Problem statement - Give back the full material, exactly as it reads.

····················

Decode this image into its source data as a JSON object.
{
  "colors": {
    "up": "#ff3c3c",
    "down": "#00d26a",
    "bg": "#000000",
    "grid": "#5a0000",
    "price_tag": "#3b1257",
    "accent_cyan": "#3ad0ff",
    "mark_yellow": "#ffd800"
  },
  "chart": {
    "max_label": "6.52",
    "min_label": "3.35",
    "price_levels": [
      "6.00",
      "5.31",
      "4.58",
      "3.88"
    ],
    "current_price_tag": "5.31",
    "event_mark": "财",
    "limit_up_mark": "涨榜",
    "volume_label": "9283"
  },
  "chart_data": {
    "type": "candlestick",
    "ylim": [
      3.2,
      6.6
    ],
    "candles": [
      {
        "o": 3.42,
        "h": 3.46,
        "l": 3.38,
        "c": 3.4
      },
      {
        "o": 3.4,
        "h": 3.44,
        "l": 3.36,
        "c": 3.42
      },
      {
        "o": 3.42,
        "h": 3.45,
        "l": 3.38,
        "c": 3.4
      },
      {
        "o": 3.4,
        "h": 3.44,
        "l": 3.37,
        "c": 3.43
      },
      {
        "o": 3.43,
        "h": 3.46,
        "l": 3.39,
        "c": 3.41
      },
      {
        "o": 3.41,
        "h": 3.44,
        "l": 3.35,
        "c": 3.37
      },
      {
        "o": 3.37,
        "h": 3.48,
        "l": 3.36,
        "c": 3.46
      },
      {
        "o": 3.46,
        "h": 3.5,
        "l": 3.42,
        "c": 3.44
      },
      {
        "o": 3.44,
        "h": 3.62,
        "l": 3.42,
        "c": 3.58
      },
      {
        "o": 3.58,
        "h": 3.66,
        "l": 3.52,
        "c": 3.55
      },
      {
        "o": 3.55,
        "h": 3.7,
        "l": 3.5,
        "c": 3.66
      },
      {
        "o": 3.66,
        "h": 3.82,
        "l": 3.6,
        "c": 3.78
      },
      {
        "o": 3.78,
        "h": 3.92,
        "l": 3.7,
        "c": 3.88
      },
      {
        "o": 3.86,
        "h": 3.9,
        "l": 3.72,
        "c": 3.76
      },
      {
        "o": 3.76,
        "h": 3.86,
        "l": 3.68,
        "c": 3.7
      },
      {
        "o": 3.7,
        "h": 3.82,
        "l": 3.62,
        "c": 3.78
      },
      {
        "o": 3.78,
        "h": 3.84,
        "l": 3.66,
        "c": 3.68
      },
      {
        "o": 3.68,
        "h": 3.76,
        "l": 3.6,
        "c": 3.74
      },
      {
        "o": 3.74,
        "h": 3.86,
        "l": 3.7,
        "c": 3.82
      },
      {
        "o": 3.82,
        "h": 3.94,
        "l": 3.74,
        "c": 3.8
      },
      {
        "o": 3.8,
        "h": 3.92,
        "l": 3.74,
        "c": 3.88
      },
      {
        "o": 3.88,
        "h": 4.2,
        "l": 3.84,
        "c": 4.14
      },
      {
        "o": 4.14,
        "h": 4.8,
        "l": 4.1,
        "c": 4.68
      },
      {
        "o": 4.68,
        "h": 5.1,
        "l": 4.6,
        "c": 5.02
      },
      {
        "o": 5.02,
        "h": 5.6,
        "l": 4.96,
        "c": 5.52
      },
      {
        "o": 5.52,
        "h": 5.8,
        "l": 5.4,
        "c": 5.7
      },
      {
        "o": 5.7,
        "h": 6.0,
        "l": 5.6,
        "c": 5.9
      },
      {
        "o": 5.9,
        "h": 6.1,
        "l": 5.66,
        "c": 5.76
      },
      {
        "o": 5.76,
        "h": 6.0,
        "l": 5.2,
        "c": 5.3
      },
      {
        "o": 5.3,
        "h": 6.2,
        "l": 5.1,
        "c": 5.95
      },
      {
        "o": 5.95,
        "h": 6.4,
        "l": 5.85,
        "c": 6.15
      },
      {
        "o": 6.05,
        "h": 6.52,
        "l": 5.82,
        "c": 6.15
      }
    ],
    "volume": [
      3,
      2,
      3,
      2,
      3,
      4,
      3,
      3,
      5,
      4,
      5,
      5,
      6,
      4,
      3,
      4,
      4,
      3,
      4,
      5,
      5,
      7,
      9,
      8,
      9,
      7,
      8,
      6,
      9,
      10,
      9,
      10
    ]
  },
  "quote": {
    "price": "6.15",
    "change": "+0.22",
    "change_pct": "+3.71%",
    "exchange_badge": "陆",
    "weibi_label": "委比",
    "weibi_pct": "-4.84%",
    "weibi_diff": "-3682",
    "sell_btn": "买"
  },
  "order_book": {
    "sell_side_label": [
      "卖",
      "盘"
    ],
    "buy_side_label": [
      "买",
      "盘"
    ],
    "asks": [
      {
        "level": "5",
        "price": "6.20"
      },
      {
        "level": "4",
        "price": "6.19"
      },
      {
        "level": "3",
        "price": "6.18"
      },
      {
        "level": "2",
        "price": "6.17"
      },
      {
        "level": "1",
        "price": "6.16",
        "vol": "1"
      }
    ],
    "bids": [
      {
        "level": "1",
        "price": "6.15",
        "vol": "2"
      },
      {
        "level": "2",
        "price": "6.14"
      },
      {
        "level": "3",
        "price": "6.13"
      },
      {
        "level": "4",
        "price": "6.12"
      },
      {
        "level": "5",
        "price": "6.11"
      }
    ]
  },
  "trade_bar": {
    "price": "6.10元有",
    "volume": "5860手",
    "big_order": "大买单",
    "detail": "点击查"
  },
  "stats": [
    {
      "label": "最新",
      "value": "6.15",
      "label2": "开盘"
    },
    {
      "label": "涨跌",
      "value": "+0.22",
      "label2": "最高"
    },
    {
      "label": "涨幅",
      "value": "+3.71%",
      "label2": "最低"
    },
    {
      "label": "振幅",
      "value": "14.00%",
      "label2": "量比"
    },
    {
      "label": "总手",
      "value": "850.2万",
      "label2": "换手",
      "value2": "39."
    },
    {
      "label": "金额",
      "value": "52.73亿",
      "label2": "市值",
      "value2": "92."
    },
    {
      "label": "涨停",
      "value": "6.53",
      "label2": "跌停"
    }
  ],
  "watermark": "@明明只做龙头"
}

····················

Exercise response -
Decode this image into its source data as a JSON object.
{
  "colors": {
    "up": "#ff3c3c",
    "down": "#00d26a",
    "bg": "#000000",
    "grid": "#5a0000",
    "price_tag": "#3b1257",
    "accent_cyan": "#3ad0ff",
    "mark_yellow": "#ffd800"
  },
  "chart": {
    "max_label": "6.52",
    "min_label": "3.35",
    "price_levels": [
      "6.00",
      "5.31",
      "4.58",
      "3.88"
    ],
    "current_price_tag": "5.31",
    "event_mark": "财",
    "limit_up_mark": "涨榜",
    "volume_label": "9283"
  },
  "chart_data": {
    "type": "candlestick",
    "ylim": [
      3.2,
      6.6
    ],
    "candles": [
      {
        "o": 3.42,
        "h": 3.46,
        "l": 3.38,
        "c": 3.4
      },
      {
        "o": 3.4,
        "h": 3.44,
        "l": 3.36,
        "c": 3.42
      },
      {
        "o": 3.42,
        "h": 3.45,
        "l": 3.38,
        "c": 3.4
      },
      {
        "o": 3.4,
        "h": 3.44,
        "l": 3.37,
        "c": 3.43
      },
      {
        "o": 3.43,
        "h": 3.46,
        "l": 3.39,
        "c": 3.41
      },
      {
        "o": 3.41,
        "h": 3.44,
        "l": 3.35,
        "c": 3.37
      },
      {
        "o": 3.37,
        "h": 3.48,
        "l": 3.36,
        "c": 3.46
      },
      {
        "o": 3.46,
        "h": 3.5,
        "l": 3.42,
        "c": 3.44
      },
      {
        "o": 3.44,
        "h": 3.62,
        "l": 3.42,
        "c": 3.58
      },
      {
        "o": 3.58,
        "h": 3.66,
        "l": 3.52,
        "c": 3.55
      },
      {
        "o": 3.55,
        "h": 3.7,
        "l": 3.5,
        "c": 3.66
      },
      {
        "o": 3.66,
        "h": 3.82,
        "l": 3.6,
        "c": 3.78
      },
      {
        "o": 3.78,
        "h": 3.92,
        "l": 3.7,
        "c": 3.88
      },
      {
        "o": 3.86,
        "h": 3.9,
        "l": 3.72,
        "c": 3.76
      },
      {
        "o": 3.76,
        "h": 3.86,
        "l": 3.68,
        "c": 3.7
      },
      {
        "o": 3.7,
        "h": 3.82,
        "l": 3.62,
        "c": 3.78
      },
      {
        "o": 3.78,
        "h": 3.84,
        "l": 3.66,
        "c": 3.68
      },
      {
        "o": 3.68,
        "h": 3.76,
        "l": 3.6,
        "c": 3.74
      },
      {
        "o": 3.74,
        "h": 3.86,
        "l": 3.7,
        "c": 3.82
      },
      {
        "o": 3.82,
        "h": 3.94,
        "l": 3.74,
        "c": 3.8
      },
      {
        "o": 3.8,
        "h": 3.92,
        "l": 3.74,
        "c": 3.88
      },
      {
        "o": 3.88,
        "h": 4.2,
        "l": 3.84,
        "c": 4.14
      },
      {
        "o": 4.14,
        "h": 4.8,
        "l": 4.1,
        "c": 4.68
      },
      {
        "o": 4.68,
        "h": 5.1,
        "l": 4.6,
        "c": 5.02
      },
      {
        "o": 5.02,
        "h": 5.6,
        "l": 4.96,
        "c": 5.52
      },
      {
        "o": 5.52,
        "h": 5.8,
        "l": 5.4,
        "c": 5.7
      },
      {
        "o": 5.7,
        "h": 6.0,
        "l": 5.6,
        "c": 5.9
      },
      {
        "o": 5.9,
        "h": 6.1,
        "l": 5.66,
        "c": 5.76
      },
      {
        "o": 5.76,
        "h": 6.0,
        "l": 5.2,
        "c": 5.3
      },
      {
        "o": 5.3,
        "h": 6.2,
        "l": 5.1,
        "c": 5.95
      },
      {
        "o": 5.95,
        "h": 6.4,
        "l": 5.85,
        "c": 6.15
      },
      {
        "o": 6.05,
        "h": 6.52,
        "l": 5.82,
        "c": 6.15
      }
    ],
    "volume": [
      3,
      2,
      3,
      2,
      3,
      4,
      3,
      3,
      5,
      4,
      5,
      5,
      6,
      4,
      3,
      4,
      4,
      3,
      4,
      5,
      5,
      7,
      9,
      8,
      9,
      7,
      8,
      6,
      9,
      10,
      9,
      10
    ]
  },
  "quote": {
    "price": "6.15",
    "change": "+0.22",
    "change_pct": "+3.71%",
    "exchange_badge": "陆",
    "weibi_label": "委比",
    "weibi_pct": "-4.84%",
    "weibi_diff": "-3682",
    "sell_btn": "买"
  },
  "order_book": {
    "sell_side_label": [
      "卖",
      "盘"
    ],
    "buy_side_label": [
      "买",
      "盘"
    ],
    "asks": [
      {
        "level": "5",
        "price": "6.20"
      },
      {
        "level": "4",
        "price": "6.19"
      },
      {
        "level": "3",
        "price": "6.18"
      },
      {
        "level": "2",
        "price": "6.17"
      },
      {
        "level": "1",
        "price": "6.16",
        "vol": "1"
      }
    ],
    "bids": [
      {
        "level": "1",
        "price": "6.15",
        "vol": "2"
      },
      {
        "level": "2",
        "price": "6.14"
      },
      {
        "level": "3",
        "price": "6.13"
      },
      {
        "level": "4",
        "price": "6.12"
      },
      {
        "level": "5",
        "price": "6.11"
      }
    ]
  },
  "trade_bar": {
    "price": "6.10元有",
    "volume": "5860手",
    "big_order": "大买单",
    "detail": "点击查"
  },
  "stats": [
    {
      "label": "最新",
      "value": "6.15",
      "label2": "开盘"
    },
    {
      "label": "涨跌",
      "value": "+0.22",
      "label2": "最高"
    },
    {
      "label": "涨幅",
      "value": "+3.71%",
      "label2": "最低"
    },
    {
      "label": "振幅",
      "value": "14.00%",
      "label2": "量比"
    },
    {
      "label": "总手",
      "value": "850.2万",
      "label2": "换手",
      "value2": "39."
    },
    {
      "label": "金额",
      "value": "52.73亿",
      "label2": "市值",
      "value2": "92."
    },
    {
      "label": "涨停",
      "value": "6.53",
      "label2": "跌停"
    }
  ],
  "watermark": "@明明只做龙头"
}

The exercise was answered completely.